#### REQUIRED TASK
From the records, pick out and copy each line containing "ffffff".

#### EXCERPTED DATA
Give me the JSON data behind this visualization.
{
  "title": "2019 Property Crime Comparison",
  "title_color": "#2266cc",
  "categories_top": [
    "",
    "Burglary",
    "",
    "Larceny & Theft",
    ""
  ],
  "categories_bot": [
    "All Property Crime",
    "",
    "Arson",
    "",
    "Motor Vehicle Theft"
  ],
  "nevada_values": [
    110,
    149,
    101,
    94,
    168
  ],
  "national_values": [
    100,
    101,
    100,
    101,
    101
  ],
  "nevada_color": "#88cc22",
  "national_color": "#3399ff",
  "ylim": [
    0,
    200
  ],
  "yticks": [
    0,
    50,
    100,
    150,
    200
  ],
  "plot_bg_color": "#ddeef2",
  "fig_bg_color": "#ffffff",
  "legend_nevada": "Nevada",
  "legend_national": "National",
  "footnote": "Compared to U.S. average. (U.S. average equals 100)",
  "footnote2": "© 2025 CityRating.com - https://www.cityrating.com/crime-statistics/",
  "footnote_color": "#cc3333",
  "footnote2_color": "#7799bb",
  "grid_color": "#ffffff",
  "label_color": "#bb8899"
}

#### SOLUTION TO THIS EXERCISE
  "fig_bg_color": "#ffffff",
  "grid_color": "#ffffff",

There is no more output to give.